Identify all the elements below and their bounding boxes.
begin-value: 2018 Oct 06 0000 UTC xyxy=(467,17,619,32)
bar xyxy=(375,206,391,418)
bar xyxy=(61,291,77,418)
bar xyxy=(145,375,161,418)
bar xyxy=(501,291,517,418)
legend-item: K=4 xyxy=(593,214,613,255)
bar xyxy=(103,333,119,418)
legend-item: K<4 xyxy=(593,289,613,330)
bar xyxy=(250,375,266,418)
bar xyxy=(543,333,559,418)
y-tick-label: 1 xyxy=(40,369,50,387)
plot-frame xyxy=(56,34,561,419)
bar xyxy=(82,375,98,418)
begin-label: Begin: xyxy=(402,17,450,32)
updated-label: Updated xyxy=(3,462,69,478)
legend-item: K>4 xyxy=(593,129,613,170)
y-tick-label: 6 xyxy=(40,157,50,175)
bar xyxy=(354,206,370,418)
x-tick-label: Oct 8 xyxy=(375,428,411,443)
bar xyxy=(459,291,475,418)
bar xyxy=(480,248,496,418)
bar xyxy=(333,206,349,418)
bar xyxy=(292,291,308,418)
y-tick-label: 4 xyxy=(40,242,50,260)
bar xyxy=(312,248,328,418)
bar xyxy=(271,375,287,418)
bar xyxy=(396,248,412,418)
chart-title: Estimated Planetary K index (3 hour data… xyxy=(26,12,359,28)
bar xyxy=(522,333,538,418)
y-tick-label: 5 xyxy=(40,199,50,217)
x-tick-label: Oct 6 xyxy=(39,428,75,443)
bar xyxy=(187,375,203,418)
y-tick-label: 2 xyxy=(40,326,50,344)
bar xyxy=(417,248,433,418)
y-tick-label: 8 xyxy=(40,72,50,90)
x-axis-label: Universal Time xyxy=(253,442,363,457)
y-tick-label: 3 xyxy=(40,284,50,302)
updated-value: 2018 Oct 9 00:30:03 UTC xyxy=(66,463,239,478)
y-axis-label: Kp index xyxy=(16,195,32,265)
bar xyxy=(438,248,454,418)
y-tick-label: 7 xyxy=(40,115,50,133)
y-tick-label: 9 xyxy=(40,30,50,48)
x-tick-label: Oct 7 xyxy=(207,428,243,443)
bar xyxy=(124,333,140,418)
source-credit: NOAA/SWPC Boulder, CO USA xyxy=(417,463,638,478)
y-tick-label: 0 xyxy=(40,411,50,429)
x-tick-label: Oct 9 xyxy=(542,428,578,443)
+ + + + + + +
**What is expected:** Copy the data above word for word, starting at its first line and ending at the line containing "legend-item: K>4 xyxy=(593,129,613,170)", with both of those lines included.

**Task output:**
Identify all the elements below and their bounding boxes.
begin-value: 2018 Oct 06 0000 UTC xyxy=(467,17,619,32)
bar xyxy=(375,206,391,418)
bar xyxy=(61,291,77,418)
bar xyxy=(145,375,161,418)
bar xyxy=(501,291,517,418)
legend-item: K=4 xyxy=(593,214,613,255)
bar xyxy=(103,333,119,418)
legend-item: K<4 xyxy=(593,289,613,330)
bar xyxy=(250,375,266,418)
bar xyxy=(543,333,559,418)
y-tick-label: 1 xyxy=(40,369,50,387)
plot-frame xyxy=(56,34,561,419)
bar xyxy=(82,375,98,418)
begin-label: Begin: xyxy=(402,17,450,32)
updated-label: Updated xyxy=(3,462,69,478)
legend-item: K>4 xyxy=(593,129,613,170)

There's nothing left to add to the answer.